**Your task**
Return the full listing exactly as it is written.

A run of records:
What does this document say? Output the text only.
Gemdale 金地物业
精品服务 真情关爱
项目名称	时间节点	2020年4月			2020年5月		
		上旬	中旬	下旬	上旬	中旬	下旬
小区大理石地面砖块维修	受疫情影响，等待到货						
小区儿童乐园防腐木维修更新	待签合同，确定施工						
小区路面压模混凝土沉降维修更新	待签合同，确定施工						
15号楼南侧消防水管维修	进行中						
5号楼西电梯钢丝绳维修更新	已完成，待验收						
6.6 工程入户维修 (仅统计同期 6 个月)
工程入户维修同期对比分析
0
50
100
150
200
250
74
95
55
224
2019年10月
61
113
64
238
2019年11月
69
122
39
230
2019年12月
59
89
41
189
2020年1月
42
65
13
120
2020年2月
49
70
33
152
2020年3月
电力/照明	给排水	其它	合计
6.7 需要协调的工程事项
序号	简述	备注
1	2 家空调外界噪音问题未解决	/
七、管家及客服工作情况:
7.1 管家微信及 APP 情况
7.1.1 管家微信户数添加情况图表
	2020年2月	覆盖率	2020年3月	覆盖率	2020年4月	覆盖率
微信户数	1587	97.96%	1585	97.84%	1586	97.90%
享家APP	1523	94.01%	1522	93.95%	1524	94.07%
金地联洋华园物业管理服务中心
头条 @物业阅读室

**The response**
What does this document say? Output the text only.
Gemdale 金地物业
精品服务 真情关爱
项目名称	时间节点	2020年4月			2020年5月		
		上旬	中旬	下旬	上旬	中旬	下旬
小区大理石地面砖块维修	受疫情影响，等待到货						
小区儿童乐园防腐木维修更新	待签合同，确定施工						
小区路面压模混凝土沉降维修更新	待签合同，确定施工						
15号楼南侧消防水管维修	进行中						
5号楼西电梯钢丝绳维修更新	已完成，待验收						
6.6 工程入户维修 (仅统计同期 6 个月)
工程入户维修同期对比分析
0
50
100
150
200
250
74
95
55
224
2019年10月
61
113
64
238
2019年11月
69
122
39
230
2019年12月
59
89
41
189
2020年1月
42
65
13
120
2020年2月
49
70
33
152
2020年3月
电力/照明	给排水	其它	合计
6.7 需要协调的工程事项
序号	简述	备注
1	2 家空调外界噪音问题未解决	/
七、管家及客服工作情况:
7.1 管家微信及 APP 情况
7.1.1 管家微信户数添加情况图表
	2020年2月	覆盖率	2020年3月	覆盖率	2020年4月	覆盖率
微信户数	1587	97.96%	1585	97.84%	1586	97.90%
享家APP	1523	94.01%	1522	93.95%	1524	94.07%
金地联洋华园物业管理服务中心
头条 @物业阅读室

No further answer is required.